WORK TO COMPLETE:
Pull out every line with the word "JSON" from the entries below.

INFORMATION SUPPLIED:
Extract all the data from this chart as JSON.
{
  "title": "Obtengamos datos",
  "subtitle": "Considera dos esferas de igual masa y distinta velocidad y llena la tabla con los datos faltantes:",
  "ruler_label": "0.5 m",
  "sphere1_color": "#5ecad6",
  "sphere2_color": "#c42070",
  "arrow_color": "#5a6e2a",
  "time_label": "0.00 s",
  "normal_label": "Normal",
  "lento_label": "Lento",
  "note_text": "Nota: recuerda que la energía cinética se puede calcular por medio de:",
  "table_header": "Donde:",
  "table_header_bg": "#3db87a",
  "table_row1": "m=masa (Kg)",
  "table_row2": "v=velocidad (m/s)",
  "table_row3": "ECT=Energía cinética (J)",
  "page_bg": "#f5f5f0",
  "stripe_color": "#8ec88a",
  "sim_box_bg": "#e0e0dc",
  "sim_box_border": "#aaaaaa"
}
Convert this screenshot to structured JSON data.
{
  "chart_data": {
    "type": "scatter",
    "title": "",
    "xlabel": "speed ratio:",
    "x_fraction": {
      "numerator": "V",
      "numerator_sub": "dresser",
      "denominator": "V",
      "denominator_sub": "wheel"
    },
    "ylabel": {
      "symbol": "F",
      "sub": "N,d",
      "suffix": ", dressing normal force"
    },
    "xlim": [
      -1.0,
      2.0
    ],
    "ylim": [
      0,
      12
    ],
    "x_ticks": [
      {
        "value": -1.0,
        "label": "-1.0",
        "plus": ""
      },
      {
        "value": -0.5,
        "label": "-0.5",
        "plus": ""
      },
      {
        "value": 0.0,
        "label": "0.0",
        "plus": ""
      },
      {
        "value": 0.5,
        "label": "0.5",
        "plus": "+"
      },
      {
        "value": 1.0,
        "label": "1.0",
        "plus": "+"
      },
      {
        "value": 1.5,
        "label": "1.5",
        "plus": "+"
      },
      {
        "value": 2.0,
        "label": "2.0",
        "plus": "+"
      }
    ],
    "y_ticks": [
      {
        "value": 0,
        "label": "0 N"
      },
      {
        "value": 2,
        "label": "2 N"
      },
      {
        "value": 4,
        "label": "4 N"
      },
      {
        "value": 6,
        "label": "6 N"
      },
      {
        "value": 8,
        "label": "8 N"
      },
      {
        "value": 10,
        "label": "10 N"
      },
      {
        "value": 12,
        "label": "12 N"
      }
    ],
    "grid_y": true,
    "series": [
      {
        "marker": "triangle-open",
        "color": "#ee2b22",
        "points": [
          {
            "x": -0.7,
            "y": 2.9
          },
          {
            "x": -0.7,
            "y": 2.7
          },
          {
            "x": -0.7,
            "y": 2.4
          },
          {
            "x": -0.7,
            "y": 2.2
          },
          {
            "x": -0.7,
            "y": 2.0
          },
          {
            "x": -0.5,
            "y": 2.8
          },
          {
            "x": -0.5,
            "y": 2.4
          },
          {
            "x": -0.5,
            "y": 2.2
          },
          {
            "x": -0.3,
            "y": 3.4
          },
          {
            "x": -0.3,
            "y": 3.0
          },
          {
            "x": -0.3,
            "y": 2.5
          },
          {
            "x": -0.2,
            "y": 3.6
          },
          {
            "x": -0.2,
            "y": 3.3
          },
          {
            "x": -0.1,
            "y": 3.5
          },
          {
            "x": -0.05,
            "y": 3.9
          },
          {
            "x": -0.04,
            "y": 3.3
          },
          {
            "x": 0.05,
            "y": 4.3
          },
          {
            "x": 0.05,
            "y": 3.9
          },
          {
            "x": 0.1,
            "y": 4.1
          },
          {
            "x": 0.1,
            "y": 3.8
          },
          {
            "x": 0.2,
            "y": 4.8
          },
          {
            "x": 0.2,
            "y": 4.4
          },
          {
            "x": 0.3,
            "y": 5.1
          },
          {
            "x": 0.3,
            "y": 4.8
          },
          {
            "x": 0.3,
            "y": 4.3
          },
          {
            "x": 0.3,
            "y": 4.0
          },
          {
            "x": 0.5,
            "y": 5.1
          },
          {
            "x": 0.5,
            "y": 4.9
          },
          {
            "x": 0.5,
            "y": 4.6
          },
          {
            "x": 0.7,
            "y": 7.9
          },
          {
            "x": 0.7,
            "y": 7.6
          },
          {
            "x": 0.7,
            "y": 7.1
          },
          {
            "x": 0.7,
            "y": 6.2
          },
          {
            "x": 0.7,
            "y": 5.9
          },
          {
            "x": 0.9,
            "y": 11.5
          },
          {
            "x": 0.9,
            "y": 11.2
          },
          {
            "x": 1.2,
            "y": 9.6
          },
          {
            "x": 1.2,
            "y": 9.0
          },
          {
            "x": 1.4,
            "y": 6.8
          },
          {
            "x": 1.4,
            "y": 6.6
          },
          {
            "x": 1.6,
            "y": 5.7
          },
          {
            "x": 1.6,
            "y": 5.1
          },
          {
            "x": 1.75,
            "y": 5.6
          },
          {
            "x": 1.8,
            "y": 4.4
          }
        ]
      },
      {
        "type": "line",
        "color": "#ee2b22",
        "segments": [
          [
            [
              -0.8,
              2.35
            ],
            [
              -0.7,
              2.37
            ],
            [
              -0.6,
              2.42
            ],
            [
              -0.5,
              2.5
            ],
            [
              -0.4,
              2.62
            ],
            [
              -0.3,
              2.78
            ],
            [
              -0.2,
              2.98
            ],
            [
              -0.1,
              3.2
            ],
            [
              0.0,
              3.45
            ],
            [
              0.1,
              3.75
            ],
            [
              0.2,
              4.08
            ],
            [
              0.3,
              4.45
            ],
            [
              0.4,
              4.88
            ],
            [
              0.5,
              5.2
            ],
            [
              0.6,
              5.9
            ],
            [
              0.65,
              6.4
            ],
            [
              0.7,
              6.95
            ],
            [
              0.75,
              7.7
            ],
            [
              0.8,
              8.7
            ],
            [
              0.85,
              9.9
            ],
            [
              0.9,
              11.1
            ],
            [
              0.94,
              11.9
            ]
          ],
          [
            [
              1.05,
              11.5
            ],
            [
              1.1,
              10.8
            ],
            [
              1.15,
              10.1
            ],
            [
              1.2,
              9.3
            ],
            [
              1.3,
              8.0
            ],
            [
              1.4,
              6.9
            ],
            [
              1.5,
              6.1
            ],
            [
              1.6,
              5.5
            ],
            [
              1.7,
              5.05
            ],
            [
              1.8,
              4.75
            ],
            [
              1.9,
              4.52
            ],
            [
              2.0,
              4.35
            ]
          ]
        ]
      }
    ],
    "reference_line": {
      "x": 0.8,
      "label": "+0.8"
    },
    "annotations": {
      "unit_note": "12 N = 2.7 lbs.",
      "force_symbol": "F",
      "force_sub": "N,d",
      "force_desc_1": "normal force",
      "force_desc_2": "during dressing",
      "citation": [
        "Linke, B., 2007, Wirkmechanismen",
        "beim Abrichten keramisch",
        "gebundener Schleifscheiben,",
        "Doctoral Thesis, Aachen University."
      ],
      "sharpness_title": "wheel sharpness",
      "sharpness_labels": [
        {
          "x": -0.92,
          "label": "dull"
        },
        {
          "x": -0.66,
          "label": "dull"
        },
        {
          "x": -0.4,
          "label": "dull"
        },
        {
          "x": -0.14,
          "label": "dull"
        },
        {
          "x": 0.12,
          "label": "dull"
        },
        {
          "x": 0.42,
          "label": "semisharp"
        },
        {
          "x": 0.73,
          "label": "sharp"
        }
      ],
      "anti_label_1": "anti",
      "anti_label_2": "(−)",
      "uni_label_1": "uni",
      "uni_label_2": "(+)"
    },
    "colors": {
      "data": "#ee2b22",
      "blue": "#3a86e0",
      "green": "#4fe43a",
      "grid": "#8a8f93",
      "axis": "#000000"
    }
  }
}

RESPONSE FOR THIS EXERCISE:
Extract all the data from this chart as JSON.
Convert this screenshot to structured JSON data.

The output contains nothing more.